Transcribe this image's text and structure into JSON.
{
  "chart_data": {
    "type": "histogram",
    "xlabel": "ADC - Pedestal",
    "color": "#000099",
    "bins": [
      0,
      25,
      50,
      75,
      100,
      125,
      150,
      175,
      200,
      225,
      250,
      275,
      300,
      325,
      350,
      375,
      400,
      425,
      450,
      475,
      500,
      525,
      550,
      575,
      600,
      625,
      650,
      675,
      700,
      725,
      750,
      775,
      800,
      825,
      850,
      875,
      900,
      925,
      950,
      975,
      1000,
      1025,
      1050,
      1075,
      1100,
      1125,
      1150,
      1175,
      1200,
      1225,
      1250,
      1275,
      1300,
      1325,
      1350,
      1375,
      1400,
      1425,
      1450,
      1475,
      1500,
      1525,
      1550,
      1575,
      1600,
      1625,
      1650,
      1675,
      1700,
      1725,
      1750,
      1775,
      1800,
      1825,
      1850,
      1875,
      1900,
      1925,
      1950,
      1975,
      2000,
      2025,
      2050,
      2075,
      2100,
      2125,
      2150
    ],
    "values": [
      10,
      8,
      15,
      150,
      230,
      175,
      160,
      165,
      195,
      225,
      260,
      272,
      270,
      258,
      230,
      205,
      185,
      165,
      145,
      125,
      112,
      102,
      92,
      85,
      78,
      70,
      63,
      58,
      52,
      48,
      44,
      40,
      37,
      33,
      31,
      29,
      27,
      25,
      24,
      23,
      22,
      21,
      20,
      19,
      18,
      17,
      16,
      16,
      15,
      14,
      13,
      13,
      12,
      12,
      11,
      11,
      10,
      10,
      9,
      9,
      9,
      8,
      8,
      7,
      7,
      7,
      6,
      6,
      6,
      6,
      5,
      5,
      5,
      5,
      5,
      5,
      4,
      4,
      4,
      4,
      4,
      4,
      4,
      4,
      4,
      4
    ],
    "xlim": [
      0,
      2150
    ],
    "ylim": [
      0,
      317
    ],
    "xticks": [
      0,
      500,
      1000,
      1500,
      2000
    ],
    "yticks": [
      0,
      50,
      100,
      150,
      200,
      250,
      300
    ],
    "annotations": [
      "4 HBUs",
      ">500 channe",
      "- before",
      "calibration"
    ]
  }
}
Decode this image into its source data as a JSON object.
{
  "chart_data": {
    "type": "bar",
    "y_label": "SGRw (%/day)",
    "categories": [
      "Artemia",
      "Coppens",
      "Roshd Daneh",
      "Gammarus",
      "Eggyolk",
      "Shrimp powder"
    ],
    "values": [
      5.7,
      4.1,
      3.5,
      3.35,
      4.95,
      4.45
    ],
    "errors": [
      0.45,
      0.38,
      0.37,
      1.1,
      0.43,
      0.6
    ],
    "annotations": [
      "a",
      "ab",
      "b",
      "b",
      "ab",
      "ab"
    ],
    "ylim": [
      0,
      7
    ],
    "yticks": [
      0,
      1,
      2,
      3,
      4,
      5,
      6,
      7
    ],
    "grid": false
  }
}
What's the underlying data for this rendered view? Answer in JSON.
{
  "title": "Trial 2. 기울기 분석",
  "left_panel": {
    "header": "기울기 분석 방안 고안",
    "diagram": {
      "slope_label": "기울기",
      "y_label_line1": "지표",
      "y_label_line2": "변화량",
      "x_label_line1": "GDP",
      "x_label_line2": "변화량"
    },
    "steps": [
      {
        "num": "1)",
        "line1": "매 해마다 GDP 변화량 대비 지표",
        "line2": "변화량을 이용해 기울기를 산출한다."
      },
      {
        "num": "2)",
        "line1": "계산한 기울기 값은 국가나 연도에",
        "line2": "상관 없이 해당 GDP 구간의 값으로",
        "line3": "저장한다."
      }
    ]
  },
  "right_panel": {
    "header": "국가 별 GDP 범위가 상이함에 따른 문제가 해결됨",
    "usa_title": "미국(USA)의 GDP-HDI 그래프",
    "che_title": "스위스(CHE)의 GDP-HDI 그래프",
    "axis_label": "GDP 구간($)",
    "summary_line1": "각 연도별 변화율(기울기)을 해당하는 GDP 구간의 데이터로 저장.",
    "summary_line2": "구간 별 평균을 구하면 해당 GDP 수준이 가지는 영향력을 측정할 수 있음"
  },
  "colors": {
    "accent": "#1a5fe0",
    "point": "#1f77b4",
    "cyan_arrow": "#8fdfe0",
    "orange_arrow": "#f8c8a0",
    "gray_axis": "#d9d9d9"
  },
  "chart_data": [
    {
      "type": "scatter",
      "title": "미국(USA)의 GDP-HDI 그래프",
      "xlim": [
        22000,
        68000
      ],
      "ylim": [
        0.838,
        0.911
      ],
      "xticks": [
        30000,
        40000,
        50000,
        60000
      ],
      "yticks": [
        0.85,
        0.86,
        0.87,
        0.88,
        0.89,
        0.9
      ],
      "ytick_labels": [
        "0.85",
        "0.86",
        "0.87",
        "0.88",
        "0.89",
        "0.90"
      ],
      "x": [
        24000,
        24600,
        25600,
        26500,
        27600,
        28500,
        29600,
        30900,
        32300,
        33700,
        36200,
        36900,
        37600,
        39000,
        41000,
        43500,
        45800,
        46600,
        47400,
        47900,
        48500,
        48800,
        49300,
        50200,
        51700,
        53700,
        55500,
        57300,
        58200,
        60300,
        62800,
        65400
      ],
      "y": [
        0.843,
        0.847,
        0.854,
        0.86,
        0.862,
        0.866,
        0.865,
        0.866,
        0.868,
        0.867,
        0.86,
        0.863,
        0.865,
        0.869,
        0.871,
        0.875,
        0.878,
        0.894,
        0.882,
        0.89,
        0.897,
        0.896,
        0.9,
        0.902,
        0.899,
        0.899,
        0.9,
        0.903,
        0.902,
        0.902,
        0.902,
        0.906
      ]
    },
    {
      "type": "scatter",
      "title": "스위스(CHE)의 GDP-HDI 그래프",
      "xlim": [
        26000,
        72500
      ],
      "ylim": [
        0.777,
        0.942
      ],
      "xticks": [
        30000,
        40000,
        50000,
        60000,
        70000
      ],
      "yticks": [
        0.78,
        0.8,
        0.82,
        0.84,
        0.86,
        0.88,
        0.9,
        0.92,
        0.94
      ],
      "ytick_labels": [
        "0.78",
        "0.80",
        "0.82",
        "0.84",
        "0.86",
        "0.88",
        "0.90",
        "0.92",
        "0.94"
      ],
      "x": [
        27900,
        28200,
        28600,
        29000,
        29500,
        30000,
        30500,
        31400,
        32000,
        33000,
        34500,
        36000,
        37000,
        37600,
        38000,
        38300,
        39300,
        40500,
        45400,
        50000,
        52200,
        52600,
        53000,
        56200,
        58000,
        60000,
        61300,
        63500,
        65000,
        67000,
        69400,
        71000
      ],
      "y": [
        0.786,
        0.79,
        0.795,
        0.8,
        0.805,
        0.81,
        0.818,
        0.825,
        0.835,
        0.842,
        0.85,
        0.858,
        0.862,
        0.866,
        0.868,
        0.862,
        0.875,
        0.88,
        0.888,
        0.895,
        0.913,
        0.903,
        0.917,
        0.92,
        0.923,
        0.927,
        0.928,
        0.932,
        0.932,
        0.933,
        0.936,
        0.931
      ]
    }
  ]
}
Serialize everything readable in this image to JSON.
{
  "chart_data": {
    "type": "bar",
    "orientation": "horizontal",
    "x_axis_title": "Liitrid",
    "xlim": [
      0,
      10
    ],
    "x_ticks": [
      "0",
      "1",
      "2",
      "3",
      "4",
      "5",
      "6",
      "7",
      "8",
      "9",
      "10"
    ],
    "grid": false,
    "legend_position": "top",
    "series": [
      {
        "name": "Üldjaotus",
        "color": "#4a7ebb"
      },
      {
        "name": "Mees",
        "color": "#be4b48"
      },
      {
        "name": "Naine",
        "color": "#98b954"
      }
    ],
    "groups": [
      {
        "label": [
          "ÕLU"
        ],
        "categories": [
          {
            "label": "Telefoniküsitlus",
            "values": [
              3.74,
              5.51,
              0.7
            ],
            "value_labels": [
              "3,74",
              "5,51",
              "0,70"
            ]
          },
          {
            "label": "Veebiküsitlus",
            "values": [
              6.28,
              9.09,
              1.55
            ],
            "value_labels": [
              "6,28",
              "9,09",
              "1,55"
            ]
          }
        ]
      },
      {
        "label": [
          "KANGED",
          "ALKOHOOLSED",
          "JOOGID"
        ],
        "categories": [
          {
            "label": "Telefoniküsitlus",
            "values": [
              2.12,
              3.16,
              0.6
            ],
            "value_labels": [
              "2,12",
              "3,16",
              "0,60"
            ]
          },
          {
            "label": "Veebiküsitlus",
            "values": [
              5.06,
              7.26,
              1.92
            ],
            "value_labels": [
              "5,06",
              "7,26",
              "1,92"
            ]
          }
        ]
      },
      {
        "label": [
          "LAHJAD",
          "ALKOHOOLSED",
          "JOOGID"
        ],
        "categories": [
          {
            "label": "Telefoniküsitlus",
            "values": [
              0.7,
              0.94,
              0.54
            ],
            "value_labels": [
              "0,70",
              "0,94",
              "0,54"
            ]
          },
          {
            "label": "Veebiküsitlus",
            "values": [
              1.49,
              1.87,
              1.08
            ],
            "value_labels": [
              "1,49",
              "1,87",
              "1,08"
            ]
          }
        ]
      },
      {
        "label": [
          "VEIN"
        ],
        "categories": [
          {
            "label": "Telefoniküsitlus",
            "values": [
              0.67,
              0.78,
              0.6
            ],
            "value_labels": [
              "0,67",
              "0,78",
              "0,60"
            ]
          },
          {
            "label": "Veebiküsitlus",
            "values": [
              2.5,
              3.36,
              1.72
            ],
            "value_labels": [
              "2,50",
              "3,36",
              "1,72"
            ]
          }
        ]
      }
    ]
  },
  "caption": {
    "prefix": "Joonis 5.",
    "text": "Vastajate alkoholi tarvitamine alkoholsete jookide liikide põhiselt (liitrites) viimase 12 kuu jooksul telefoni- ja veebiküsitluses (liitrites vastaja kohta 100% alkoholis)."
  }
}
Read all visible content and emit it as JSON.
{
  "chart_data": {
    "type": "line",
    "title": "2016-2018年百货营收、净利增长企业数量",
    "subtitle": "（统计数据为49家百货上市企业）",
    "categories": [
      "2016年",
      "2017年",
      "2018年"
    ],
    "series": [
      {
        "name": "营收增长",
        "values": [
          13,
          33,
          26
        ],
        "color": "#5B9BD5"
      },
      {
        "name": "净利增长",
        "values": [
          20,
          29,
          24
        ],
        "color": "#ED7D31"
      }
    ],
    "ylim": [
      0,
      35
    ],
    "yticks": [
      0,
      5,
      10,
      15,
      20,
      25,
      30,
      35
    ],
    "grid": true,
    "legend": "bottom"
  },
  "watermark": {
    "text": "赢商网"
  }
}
——
• What the task requires: All lines from the one with "Read all visible content and emit it as JSON." through the final line above are to be quoted exactly; quote no other line.

• Solution to this problem:
Read all visible content and emit it as JSON.
{
  "chart_data": {
    "type": "line",
    "title": "2016-2018年百货营收、净利增长企业数量",
    "subtitle": "（统计数据为49家百货上市企业）",
    "categories": [
      "2016年",
      "2017年",
      "2018年"
    ],
    "series": [
      {
        "name": "营收增长",
        "values": [
          13,
          33,
          26
        ],
        "color": "#5B9BD5"
      },
      {
        "name": "净利增长",
        "values": [
          20,
          29,
          24
        ],
        "color": "#ED7D31"
      }
    ],
    "ylim": [
      0,
      35
    ],
    "yticks": [
      0,
      5,
      10,
      15,
      20,
      25,
      30,
      35
    ],
    "grid": true,
    "legend": "bottom"
  },
  "watermark": {
    "text": "赢商网"
  }
}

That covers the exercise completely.